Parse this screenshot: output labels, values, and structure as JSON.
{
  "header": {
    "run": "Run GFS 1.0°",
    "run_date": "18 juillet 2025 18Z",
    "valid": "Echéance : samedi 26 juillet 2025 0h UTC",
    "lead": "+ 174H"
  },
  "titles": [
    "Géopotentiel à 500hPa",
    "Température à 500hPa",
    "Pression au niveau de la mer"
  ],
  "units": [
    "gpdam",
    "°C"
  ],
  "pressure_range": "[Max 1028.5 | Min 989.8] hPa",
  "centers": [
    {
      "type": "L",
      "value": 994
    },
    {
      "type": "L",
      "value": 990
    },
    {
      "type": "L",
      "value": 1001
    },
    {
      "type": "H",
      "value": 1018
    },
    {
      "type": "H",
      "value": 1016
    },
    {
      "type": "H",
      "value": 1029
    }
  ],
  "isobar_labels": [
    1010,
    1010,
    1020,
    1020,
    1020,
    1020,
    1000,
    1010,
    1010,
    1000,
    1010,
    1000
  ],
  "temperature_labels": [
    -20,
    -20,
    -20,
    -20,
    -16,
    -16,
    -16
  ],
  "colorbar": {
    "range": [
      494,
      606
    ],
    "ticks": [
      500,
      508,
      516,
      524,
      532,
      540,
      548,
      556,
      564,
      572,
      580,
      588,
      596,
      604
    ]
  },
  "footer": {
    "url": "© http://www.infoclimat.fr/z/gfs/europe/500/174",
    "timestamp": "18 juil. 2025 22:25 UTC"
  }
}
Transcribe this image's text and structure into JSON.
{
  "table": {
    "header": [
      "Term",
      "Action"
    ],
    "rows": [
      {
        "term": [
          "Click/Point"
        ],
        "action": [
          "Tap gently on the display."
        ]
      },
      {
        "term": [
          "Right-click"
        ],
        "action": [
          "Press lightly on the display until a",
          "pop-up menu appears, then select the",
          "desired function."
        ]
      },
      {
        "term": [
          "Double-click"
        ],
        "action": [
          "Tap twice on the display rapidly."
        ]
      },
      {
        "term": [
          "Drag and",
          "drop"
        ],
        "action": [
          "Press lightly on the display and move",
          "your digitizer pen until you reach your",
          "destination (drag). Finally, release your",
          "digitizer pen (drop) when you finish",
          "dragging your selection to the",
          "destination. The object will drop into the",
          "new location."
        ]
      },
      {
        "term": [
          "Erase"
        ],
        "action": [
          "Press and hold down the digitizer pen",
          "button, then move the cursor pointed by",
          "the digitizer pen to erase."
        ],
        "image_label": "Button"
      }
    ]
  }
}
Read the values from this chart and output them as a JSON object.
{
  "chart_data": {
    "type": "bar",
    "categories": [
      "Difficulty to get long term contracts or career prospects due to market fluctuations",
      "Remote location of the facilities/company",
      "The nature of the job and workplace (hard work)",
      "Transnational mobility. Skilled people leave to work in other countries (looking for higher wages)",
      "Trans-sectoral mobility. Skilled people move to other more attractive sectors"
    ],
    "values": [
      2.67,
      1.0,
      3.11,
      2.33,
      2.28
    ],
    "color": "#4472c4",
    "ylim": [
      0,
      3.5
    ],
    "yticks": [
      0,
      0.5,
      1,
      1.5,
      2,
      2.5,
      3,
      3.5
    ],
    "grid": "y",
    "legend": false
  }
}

* _SET EXERCISE_
Repeat all the entries exactly as given.

* _RESPONSE FOR THIS EXERCISE_
Parse this screenshot: output labels, values, and structure as JSON.
{
  "header": {
    "run": "Run GFS 1.0°",
    "run_date": "18 juillet 2025 18Z",
    "valid": "Echéance : samedi 26 juillet 2025 0h UTC",
    "lead": "+ 174H"
  },
  "titles": [
    "Géopotentiel à 500hPa",
    "Température à 500hPa",
    "Pression au niveau de la mer"
  ],
  "units": [
    "gpdam",
    "°C"
  ],
  "pressure_range": "[Max 1028.5 | Min 989.8] hPa",
  "centers": [
    {
      "type": "L",
      "value": 994
    },
    {
      "type": "L",
      "value": 990
    },
    {
      "type": "L",
      "value": 1001
    },
    {
      "type": "H",
      "value": 1018
    },
    {
      "type": "H",
      "value": 1016
    },
    {
      "type": "H",
      "value": 1029
    }
  ],
  "isobar_labels": [
    1010,
    1010,
    1020,
    1020,
    1020,
    1020,
    1000,
    1010,
    1010,
    1000,
    1010,
    1000
  ],
  "temperature_labels": [
    -20,
    -20,
    -20,
    -20,
    -16,
    -16,
    -16
  ],
  "colorbar": {
    "range": [
      494,
      606
    ],
    "ticks": [
      500,
      508,
      516,
      524,
      532,
      540,
      548,
      556,
      564,
      572,
      580,
      588,
      596,
      604
    ]
  },
  "footer": {
    "url": "© http://www.infoclimat.fr/z/gfs/europe/500/174",
    "timestamp": "18 juil. 2025 22:25 UTC"
  }
}
Transcribe this image's text and structure into JSON.
{
  "table": {
    "header": [
      "Term",
      "Action"
    ],
    "rows": [
      {
        "term": [
          "Click/Point"
        ],
        "action": [
          "Tap gently on the display."
        ]
      },
      {
        "term": [
          "Right-click"
        ],
        "action": [
          "Press lightly on the display until a",
          "pop-up menu appears, then select the",
          "desired function."
        ]
      },
      {
        "term": [
          "Double-click"
        ],
        "action": [
          "Tap twice on the display rapidly."
        ]
      },
      {
        "term": [
          "Drag and",
          "drop"
        ],
        "action": [
          "Press lightly on the display and move",
          "your digitizer pen until you reach your",
          "destination (drag). Finally, release your",
          "digitizer pen (drop) when you finish",
          "dragging your selection to the",
          "destination. The object will drop into the",
          "new location."
        ]
      },
      {
        "term": [
          "Erase"
        ],
        "action": [
          "Press and hold down the digitizer pen",
          "button, then move the cursor pointed by",
          "the digitizer pen to erase."
        ],
        "image_label": "Button"
      }
    ]
  }
}
Read the values from this chart and output them as a JSON object.
{
  "chart_data": {
    "type": "bar",
    "categories": [
      "Difficulty to get long term contracts or career prospects due to market fluctuations",
      "Remote location of the facilities/company",
      "The nature of the job and workplace (hard work)",
      "Transnational mobility. Skilled people leave to work in other countries (looking for higher wages)",
      "Trans-sectoral mobility. Skilled people move to other more attractive sectors"
    ],
    "values": [
      2.67,
      1.0,
      3.11,
      2.33,
      2.28
    ],
    "color": "#4472c4",
    "ylim": [
      0,
      3.5
    ],
    "yticks": [
      0,
      0.5,
      1,
      1.5,
      2,
      2.5,
      3,
      3.5
    ],
    "grid": "y",
    "legend": false
  }
}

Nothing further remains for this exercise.